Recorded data
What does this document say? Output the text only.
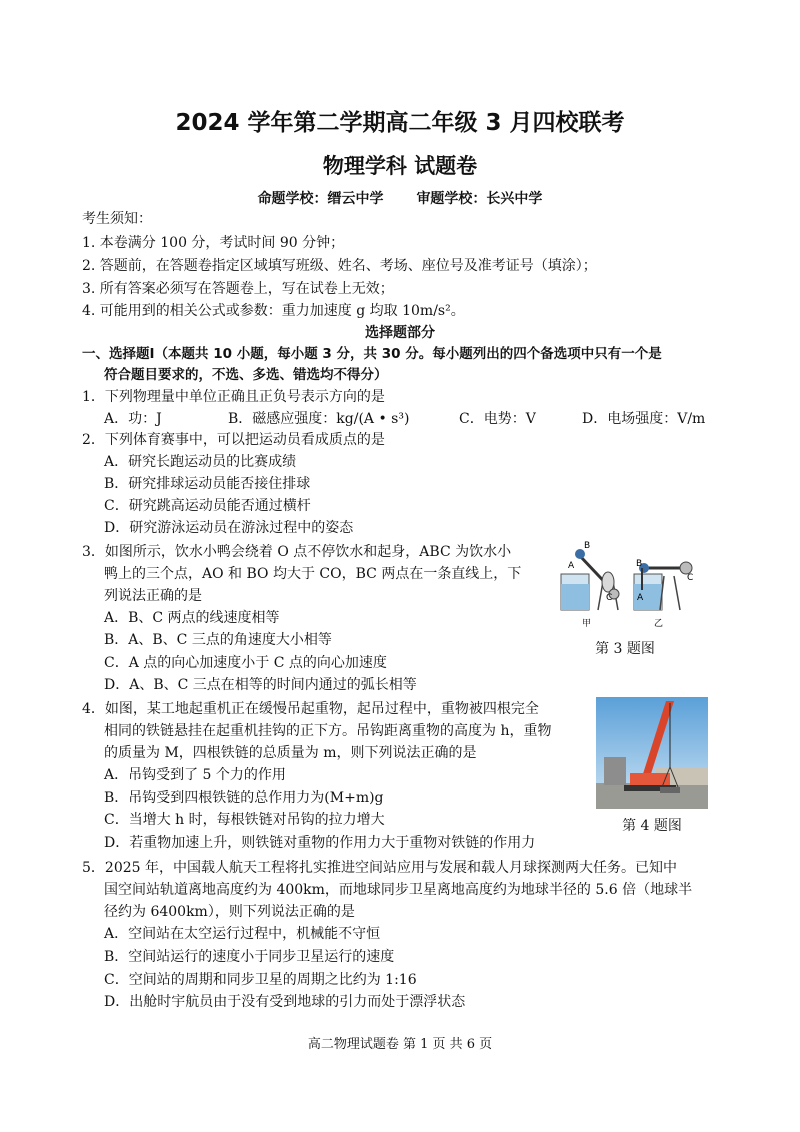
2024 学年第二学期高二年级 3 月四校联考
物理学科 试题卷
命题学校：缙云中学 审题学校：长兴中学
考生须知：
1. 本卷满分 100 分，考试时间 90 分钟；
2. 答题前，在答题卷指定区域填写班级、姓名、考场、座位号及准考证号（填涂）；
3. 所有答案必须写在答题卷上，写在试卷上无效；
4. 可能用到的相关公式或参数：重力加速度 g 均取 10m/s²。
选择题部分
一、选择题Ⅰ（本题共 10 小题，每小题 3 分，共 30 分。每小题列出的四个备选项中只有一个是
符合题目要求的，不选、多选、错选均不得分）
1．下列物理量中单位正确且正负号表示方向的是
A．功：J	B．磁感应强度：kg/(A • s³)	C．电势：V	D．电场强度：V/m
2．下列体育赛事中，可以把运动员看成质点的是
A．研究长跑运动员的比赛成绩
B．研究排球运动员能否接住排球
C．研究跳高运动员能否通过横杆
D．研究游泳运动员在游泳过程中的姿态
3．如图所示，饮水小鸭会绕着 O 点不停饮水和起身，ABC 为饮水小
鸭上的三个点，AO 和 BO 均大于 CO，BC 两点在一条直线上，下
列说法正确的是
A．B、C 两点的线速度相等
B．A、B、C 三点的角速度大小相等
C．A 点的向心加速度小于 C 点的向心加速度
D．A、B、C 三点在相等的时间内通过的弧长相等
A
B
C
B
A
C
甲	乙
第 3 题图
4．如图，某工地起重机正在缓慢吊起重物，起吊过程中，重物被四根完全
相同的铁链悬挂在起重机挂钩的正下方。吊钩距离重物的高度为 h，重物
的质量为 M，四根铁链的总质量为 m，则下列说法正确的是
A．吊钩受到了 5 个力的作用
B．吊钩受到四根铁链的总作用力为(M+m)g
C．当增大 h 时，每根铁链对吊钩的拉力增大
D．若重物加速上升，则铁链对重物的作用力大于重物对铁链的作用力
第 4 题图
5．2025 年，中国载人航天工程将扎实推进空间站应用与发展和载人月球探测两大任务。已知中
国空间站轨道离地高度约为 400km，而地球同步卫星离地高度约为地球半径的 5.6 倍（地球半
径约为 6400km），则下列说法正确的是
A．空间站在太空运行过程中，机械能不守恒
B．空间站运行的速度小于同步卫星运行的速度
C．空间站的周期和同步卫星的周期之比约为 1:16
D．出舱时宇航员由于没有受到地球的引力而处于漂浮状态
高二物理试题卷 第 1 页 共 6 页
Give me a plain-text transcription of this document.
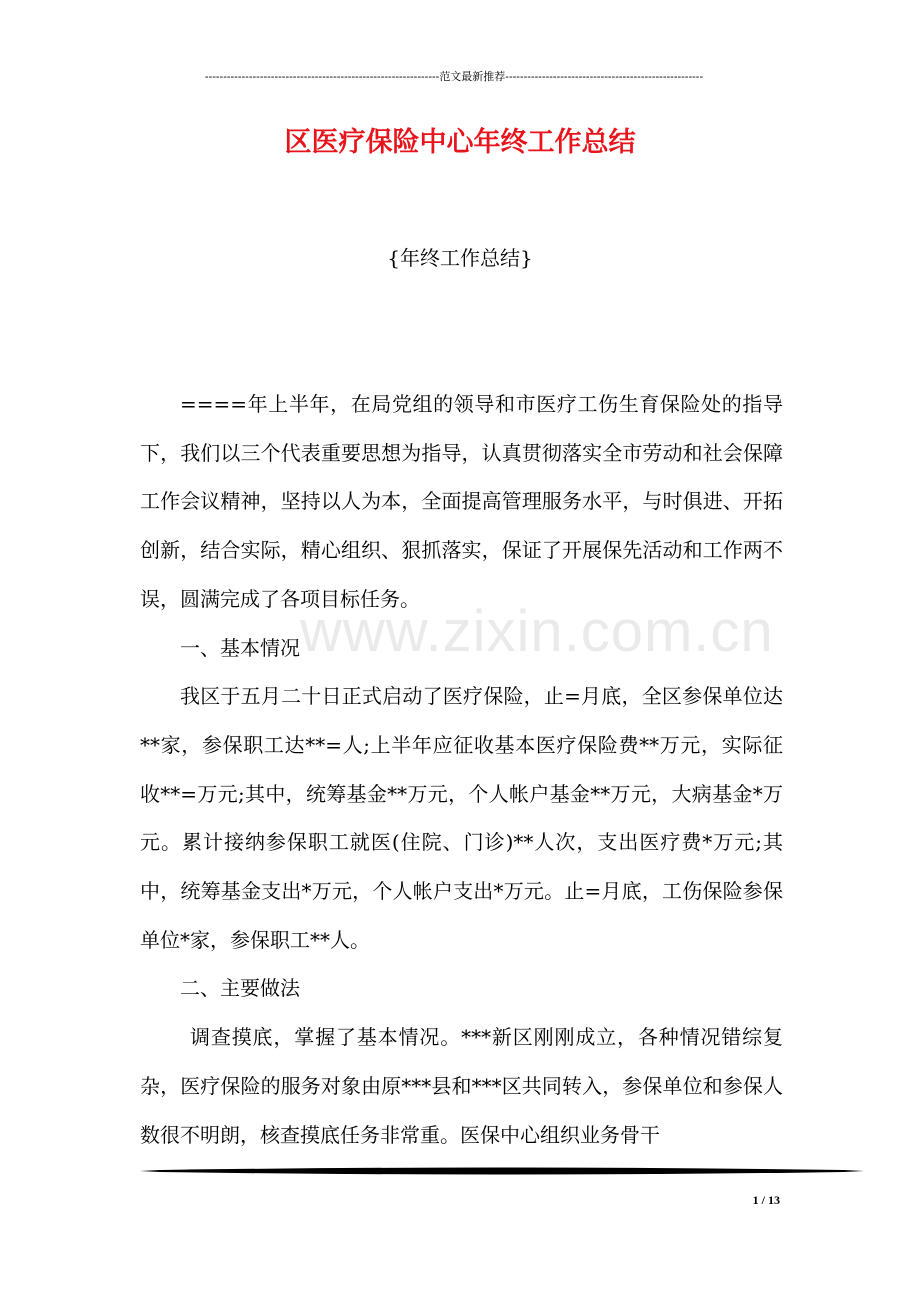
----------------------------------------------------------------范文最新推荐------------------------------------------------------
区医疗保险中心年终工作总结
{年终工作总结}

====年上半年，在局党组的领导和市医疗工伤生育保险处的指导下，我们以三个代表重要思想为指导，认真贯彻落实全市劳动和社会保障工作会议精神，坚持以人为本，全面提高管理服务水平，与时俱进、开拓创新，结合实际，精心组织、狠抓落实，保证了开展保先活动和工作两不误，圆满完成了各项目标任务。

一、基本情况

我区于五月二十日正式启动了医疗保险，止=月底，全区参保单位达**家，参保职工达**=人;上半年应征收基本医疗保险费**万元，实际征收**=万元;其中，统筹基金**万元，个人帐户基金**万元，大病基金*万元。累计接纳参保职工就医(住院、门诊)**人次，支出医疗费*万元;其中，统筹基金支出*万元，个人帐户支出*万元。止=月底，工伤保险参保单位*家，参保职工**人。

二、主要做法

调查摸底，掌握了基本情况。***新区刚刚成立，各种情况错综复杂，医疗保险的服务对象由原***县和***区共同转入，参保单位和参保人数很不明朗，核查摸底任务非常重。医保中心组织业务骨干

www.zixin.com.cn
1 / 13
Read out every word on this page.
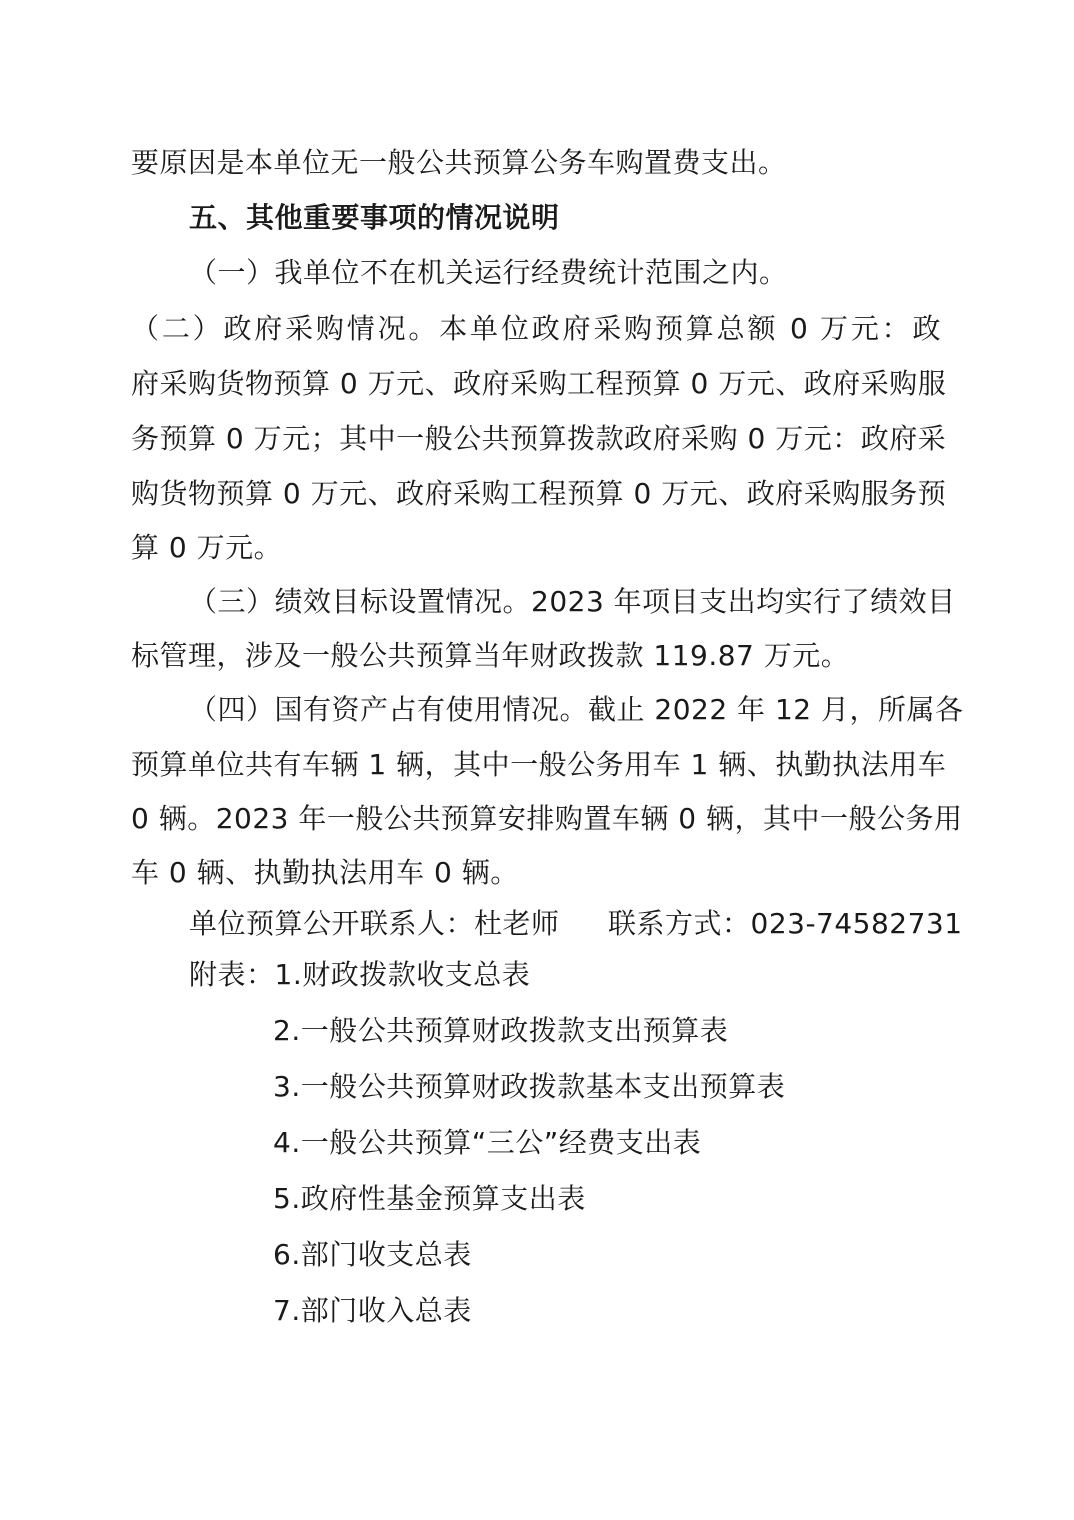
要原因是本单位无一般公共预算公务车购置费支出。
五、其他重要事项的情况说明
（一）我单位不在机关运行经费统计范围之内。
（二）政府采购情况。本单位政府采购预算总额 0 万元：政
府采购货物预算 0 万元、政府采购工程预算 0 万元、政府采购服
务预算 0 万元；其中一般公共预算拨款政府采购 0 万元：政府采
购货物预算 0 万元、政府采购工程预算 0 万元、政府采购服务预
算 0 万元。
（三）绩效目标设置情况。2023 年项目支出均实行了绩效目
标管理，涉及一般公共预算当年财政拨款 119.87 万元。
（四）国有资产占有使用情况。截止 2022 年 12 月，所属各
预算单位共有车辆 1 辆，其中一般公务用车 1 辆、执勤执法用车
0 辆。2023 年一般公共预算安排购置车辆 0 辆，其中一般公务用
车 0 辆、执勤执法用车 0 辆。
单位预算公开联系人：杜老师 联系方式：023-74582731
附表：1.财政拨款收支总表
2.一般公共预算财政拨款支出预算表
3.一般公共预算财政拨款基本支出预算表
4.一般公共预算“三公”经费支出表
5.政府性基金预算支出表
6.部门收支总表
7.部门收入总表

- **EXERCISE GOAL**: Exclude all pictures and reproduce verbatim the lines running from the line that contains "Give me a plain-text" to the end of the data above, both ends included.

- **RESPONSE TO THIS TASK**:
Give me a plain-text transcription of this document.
----------------------------------------------------------------范文最新推荐------------------------------------------------------
区医疗保险中心年终工作总结
{年终工作总结}

====年上半年，在局党组的领导和市医疗工伤生育保险处的指导下，我们以三个代表重要思想为指导，认真贯彻落实全市劳动和社会保障工作会议精神，坚持以人为本，全面提高管理服务水平，与时俱进、开拓创新，结合实际，精心组织、狠抓落实，保证了开展保先活动和工作两不误，圆满完成了各项目标任务。

一、基本情况

我区于五月二十日正式启动了医疗保险，止=月底，全区参保单位达**家，参保职工达**=人;上半年应征收基本医疗保险费**万元，实际征收**=万元;其中，统筹基金**万元，个人帐户基金**万元，大病基金*万元。累计接纳参保职工就医(住院、门诊)**人次，支出医疗费*万元;其中，统筹基金支出*万元，个人帐户支出*万元。止=月底，工伤保险参保单位*家，参保职工**人。

二、主要做法

调查摸底，掌握了基本情况。***新区刚刚成立，各种情况错综复杂，医疗保险的服务对象由原***县和***区共同转入，参保单位和参保人数很不明朗，核查摸底任务非常重。医保中心组织业务骨干

www.zixin.com.cn
1 / 13
Read out every word on this page.
要原因是本单位无一般公共预算公务车购置费支出。
五、其他重要事项的情况说明
（一）我单位不在机关运行经费统计范围之内。
（二）政府采购情况。本单位政府采购预算总额 0 万元：政
府采购货物预算 0 万元、政府采购工程预算 0 万元、政府采购服
务预算 0 万元；其中一般公共预算拨款政府采购 0 万元：政府采
购货物预算 0 万元、政府采购工程预算 0 万元、政府采购服务预
算 0 万元。
（三）绩效目标设置情况。2023 年项目支出均实行了绩效目
标管理，涉及一般公共预算当年财政拨款 119.87 万元。
（四）国有资产占有使用情况。截止 2022 年 12 月，所属各
预算单位共有车辆 1 辆，其中一般公务用车 1 辆、执勤执法用车
0 辆。2023 年一般公共预算安排购置车辆 0 辆，其中一般公务用
车 0 辆、执勤执法用车 0 辆。
单位预算公开联系人：杜老师 联系方式：023-74582731
附表：1.财政拨款收支总表
2.一般公共预算财政拨款支出预算表
3.一般公共预算财政拨款基本支出预算表
4.一般公共预算“三公”经费支出表
5.政府性基金预算支出表
6.部门收支总表
7.部门收入总表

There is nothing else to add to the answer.